(Extracted data entries)
====

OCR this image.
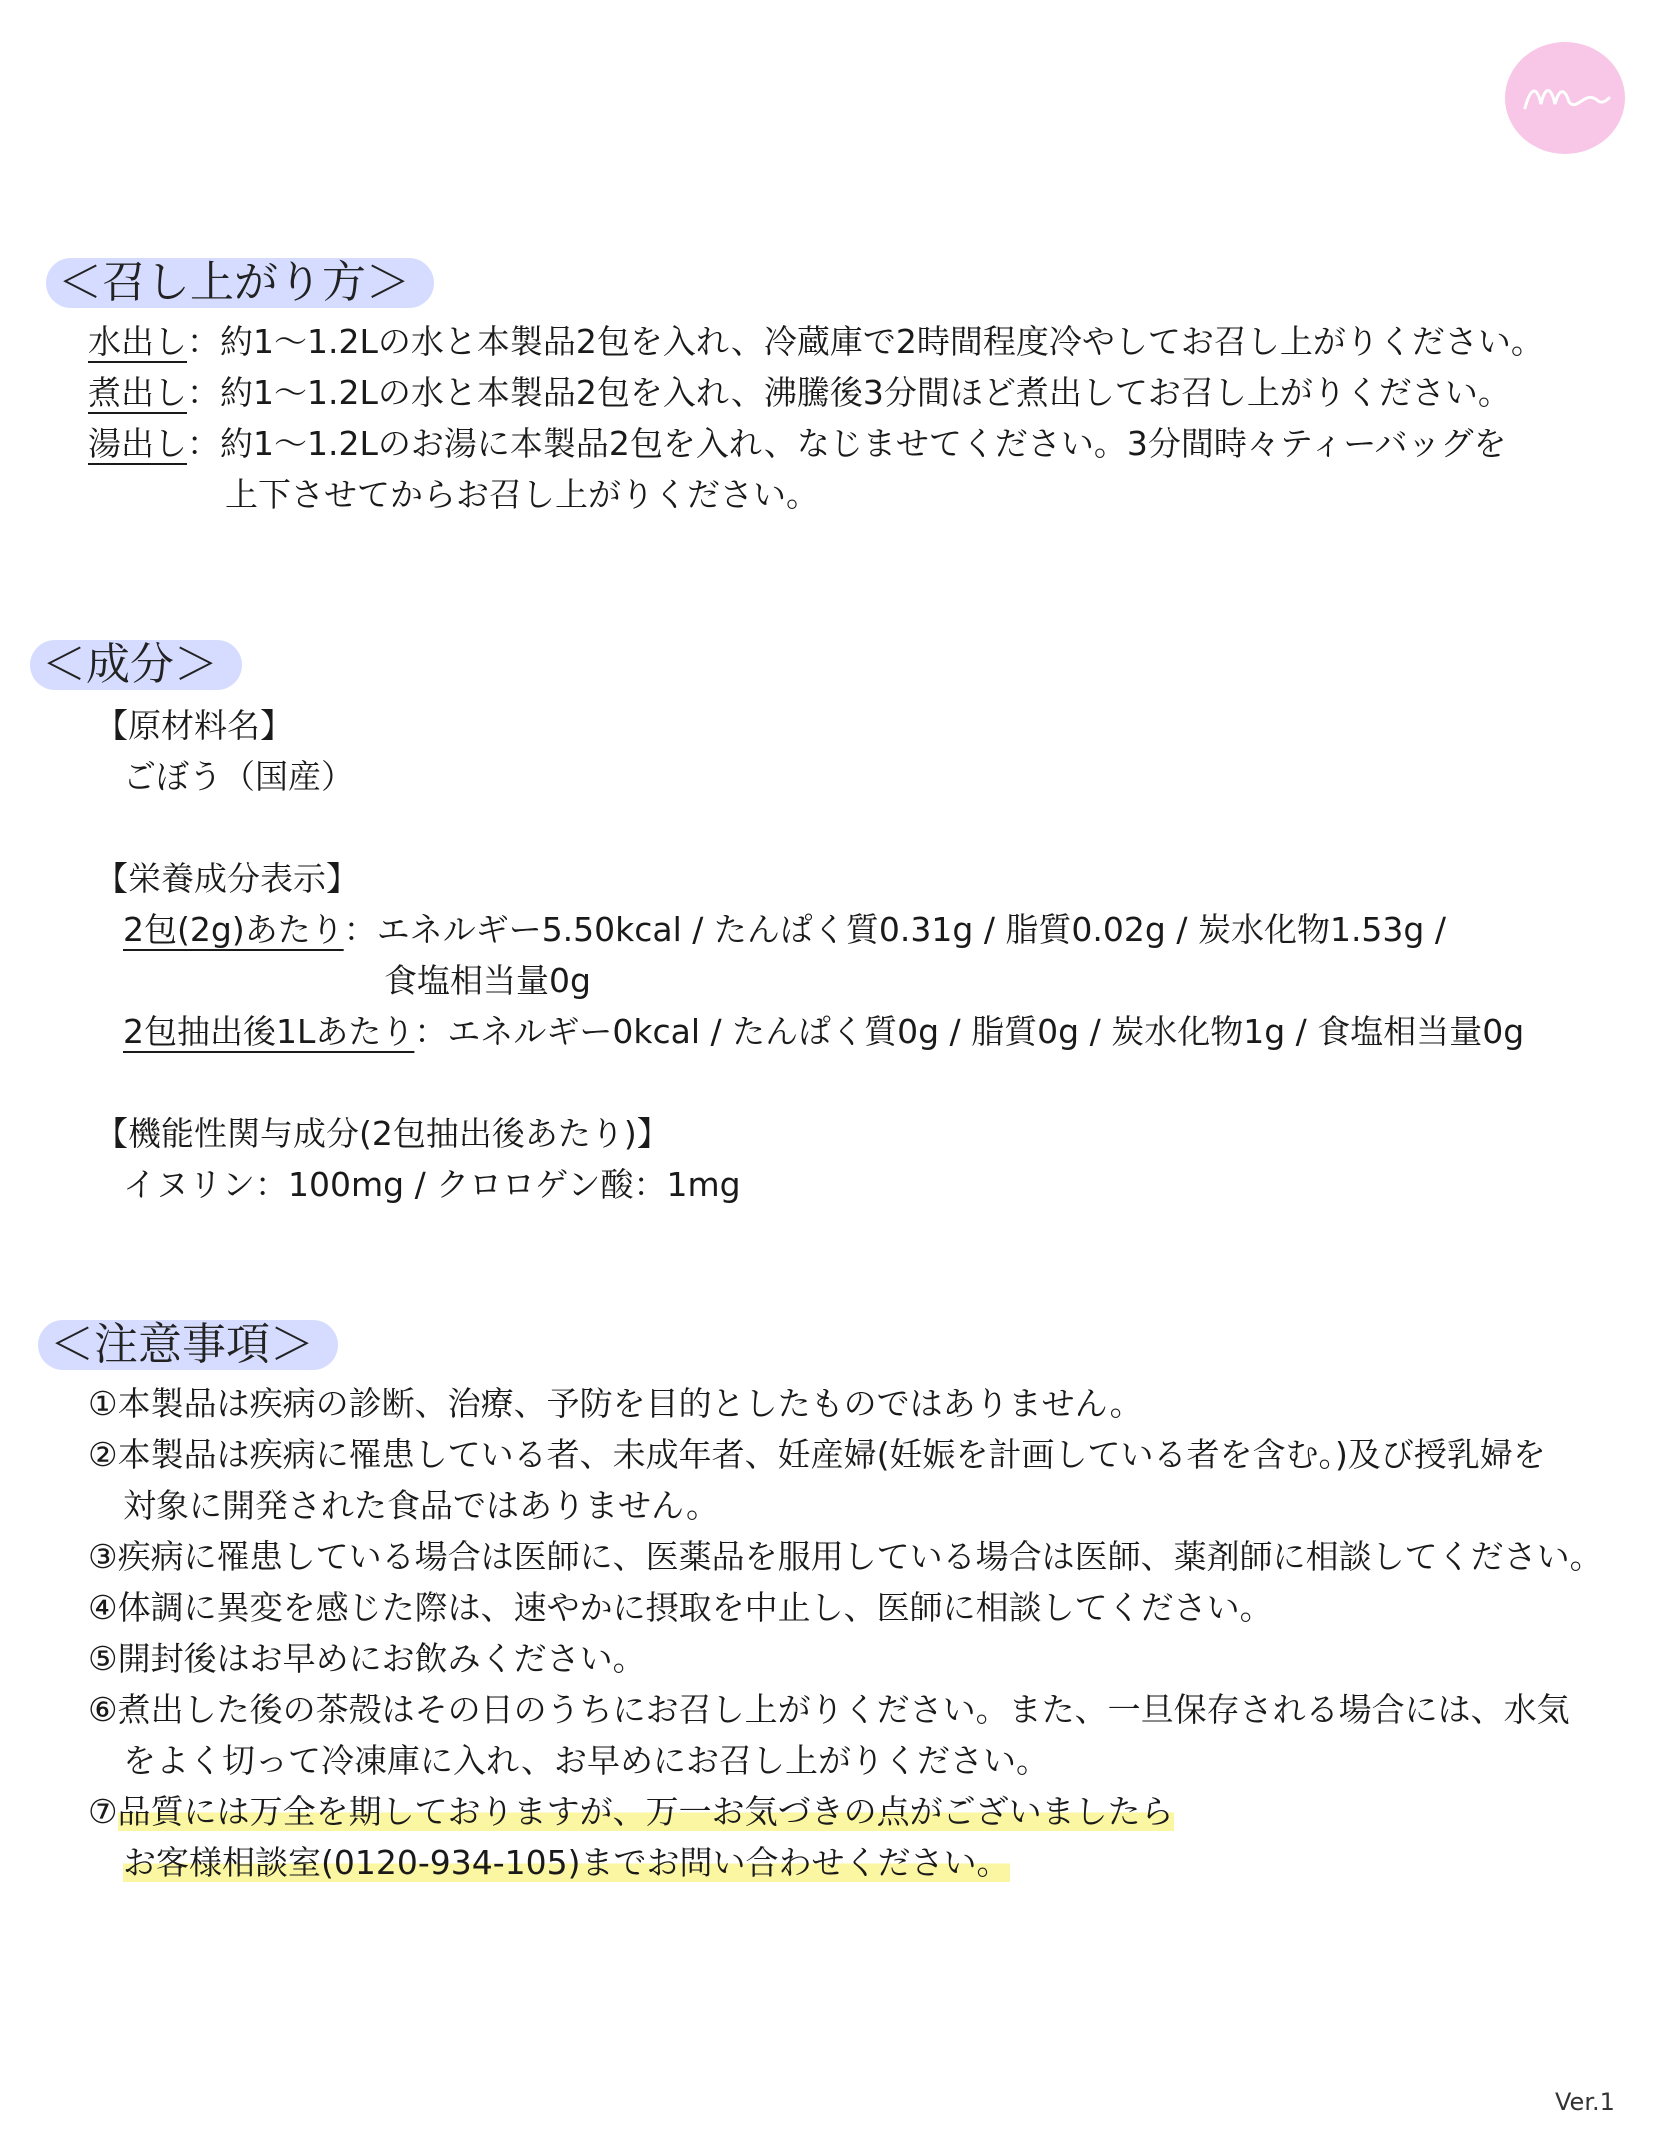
＜召し上がり方＞
水出し：約1〜1.2Lの水と本製品2包を入れ、冷蔵庫で2時間程度冷やしてお召し上がりください。
煮出し：約1〜1.2Lの水と本製品2包を入れ、沸騰後3分間ほど煮出してお召し上がりください。
湯出し：約1〜1.2Lのお湯に本製品2包を入れ、なじませてください。3分間時々ティーバッグを
上下させてからお召し上がりください。
＜成分＞
【原材料名】
ごぼう（国産）
【栄養成分表示】
2包(2g)あたり：エネルギー5.50kcal / たんぱく質0.31g / 脂質0.02g / 炭水化物1.53g /
食塩相当量0g
2包抽出後1Lあたり：エネルギー0kcal / たんぱく質0g / 脂質0g / 炭水化物1g / 食塩相当量0g
【機能性関与成分(2包抽出後あたり)】
イヌリン：100mg / クロロゲン酸：1mg
＜注意事項＞
①本製品は疾病の診断、治療、予防を目的としたものではありません。
②本製品は疾病に罹患している者、未成年者、妊産婦(妊娠を計画している者を含む。)及び授乳婦を
対象に開発された食品ではありません。
③疾病に罹患している場合は医師に、医薬品を服用している場合は医師、薬剤師に相談してください。
④体調に異変を感じた際は、速やかに摂取を中止し、医師に相談してください。
⑤開封後はお早めにお飲みください。
⑥煮出した後の茶殻はその日のうちにお召し上がりください。また、一旦保存される場合には、水気
をよく切って冷凍庫に入れ、お早めにお召し上がりください。
⑦品質には万全を期しておりますが、万一お気づきの点がございましたら
お客様相談室(0120-934-105)までお問い合わせください。
Ver.1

====

# [TASK DIRECTIONS]
Would you return the data exactly as written, without the pictures?

# [THE SOLUTION]
OCR this image.
＜召し上がり方＞
水出し：約1〜1.2Lの水と本製品2包を入れ、冷蔵庫で2時間程度冷やしてお召し上がりください。
煮出し：約1〜1.2Lの水と本製品2包を入れ、沸騰後3分間ほど煮出してお召し上がりください。
湯出し：約1〜1.2Lのお湯に本製品2包を入れ、なじませてください。3分間時々ティーバッグを
上下させてからお召し上がりください。
＜成分＞
【原材料名】
ごぼう（国産）
【栄養成分表示】
2包(2g)あたり：エネルギー5.50kcal / たんぱく質0.31g / 脂質0.02g / 炭水化物1.53g /
食塩相当量0g
2包抽出後1Lあたり：エネルギー0kcal / たんぱく質0g / 脂質0g / 炭水化物1g / 食塩相当量0g
【機能性関与成分(2包抽出後あたり)】
イヌリン：100mg / クロロゲン酸：1mg
＜注意事項＞
①本製品は疾病の診断、治療、予防を目的としたものではありません。
②本製品は疾病に罹患している者、未成年者、妊産婦(妊娠を計画している者を含む。)及び授乳婦を
対象に開発された食品ではありません。
③疾病に罹患している場合は医師に、医薬品を服用している場合は医師、薬剤師に相談してください。
④体調に異変を感じた際は、速やかに摂取を中止し、医師に相談してください。
⑤開封後はお早めにお飲みください。
⑥煮出した後の茶殻はその日のうちにお召し上がりください。また、一旦保存される場合には、水気
をよく切って冷凍庫に入れ、お早めにお召し上がりください。
⑦品質には万全を期しておりますが、万一お気づきの点がございましたら
お客様相談室(0120-934-105)までお問い合わせください。
Ver.1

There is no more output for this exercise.